=== Exercise tasks ===
1) Duplicate the stretch of the inline frames email thread from "Thanks for the" through "substitute for concurrency?".
2) In the inline frames email thread, what was Matt Small's one-sentence reply?
3) Take the inline frames email thread further, picking up after its final line.

=== Passage provided ===

Additionally, learning Javascript when in a web appllication world, can only
improve your capabilities and employablity.... 

-----Original Message-----
From: Matthew Small [mailto:[EMAIL PROTECTED] 
Sent: Thursday, October 27, 2005 3:56 PM
To: CF-Talk
Subject: RE: Inline frames a good alternative for creating web applications?

Seems like you're doing more work trying to avoid work.

- Matt Small

-----Original Message-----
From: Rick Faircloth [mailto:[EMAIL PROTECTED]
Sent: Thursday, October 27, 2005 3:50 PM
To: CF-Talk
Subject: RE: Inline frames a good alternative for creating web applications?

Thanks for the insights, Barney...

Question:  Can an inline frame be setup to trigger another iframe when some
action is performed that triggers it?

Not clear, I know...so...a scenario...

Three iframes on a page...click on a link in first frame, second frame
responds, and causes third frame to respond....like a chain reaction.  If
so, would this substitute for concurrency?

Rick



> -----Original Message-----
> From: Barney Boisvert [mailto:[EMAIL PROTECTED]
> Sent: Thursday, October 27, 2005 3:38 PM
> To: CF-Talk
> Subject: Re: Inline frames a good alternative for creating web 
> applications?

=== Dataset section ===
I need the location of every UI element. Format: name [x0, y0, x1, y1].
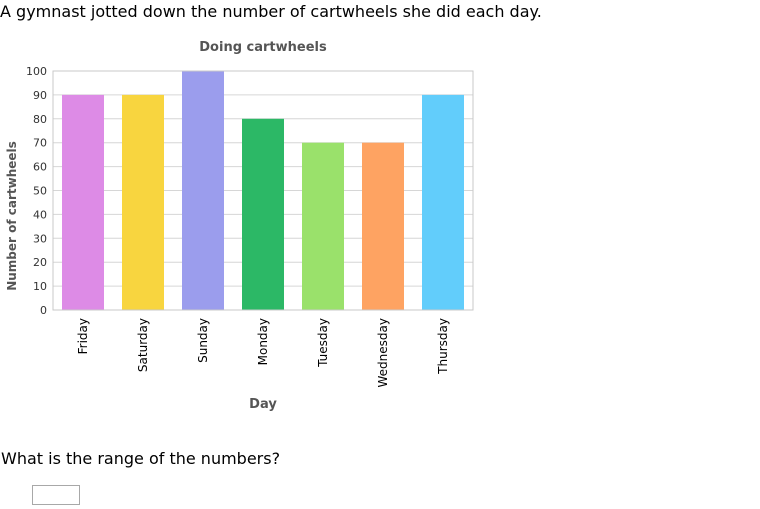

=== Replies ===
1)
Thanks for the insights, Barney...

Question:  Can an inline frame be setup to trigger another iframe when some
action is performed that triggers it?

Not clear, I know...so...a scenario...

Three iframes on a page...click on a link in first frame, second frame
responds, and causes third frame to respond....like a chain reaction.  If
so, would this substitute for concurrency?

2) "Seems like you're doing more work trying to avoid work."

3)
>
>
> The biggest problem with using frames is concurrency.  You can't do 
> more than one thing at a time (unless you have two frames, then it's 
> two things at a time), which can be very troubling.  With Flash and JS 
> remoting you can perform multiple concurrent actions, which is very 
> useful.  You also get the capability to pass complex data fairly 
> easily, and move a lot of your UI logic to the client-side, which 
> results in a far better user experience.
>
> And don't think you can use inline frames without JS.  When the frame 
> loads, you have to parse out the content that you need, and then 
> rebuild the visible document with that new content.
>
> cheers,
> barneyb
>
> On 10/27/05, Rick Faircloth <[EMAIL PROTECTED]> wrote:
> > Hi, all...
> >
> > I've been interested in building web applications that don't require 
> > a page refresh for a few years now.  First Iooked at Flash...didn't 
> > like it a few versions ago...and still don't.  Don't want to work 
> > with the Flash GUI or learn ActionScript.
> >
> > Now, along comes AJAX...everyone's excited.  But upon further 
> > examination, to use it I've got to learn Javascript and other
> technologies
> > about which I know virtually nothing.  (And no...I don't have a 
> > market at this time that would justify the effort)
> >
> > My question is this...why not just use inline frames (as someone 
> > mentioned recently as their method for building applications)
> to simulate
> > "non-page refreshing" apps?
> >
> > I've used them a little, but not a lot, so I'd like some feedback on 
> > what the drawbacks are to building apps using inline frames...I
> can stick
> > to Cold Fusion and HTML alone...no Javascript, no 
> > Actionscript...sounds good to me.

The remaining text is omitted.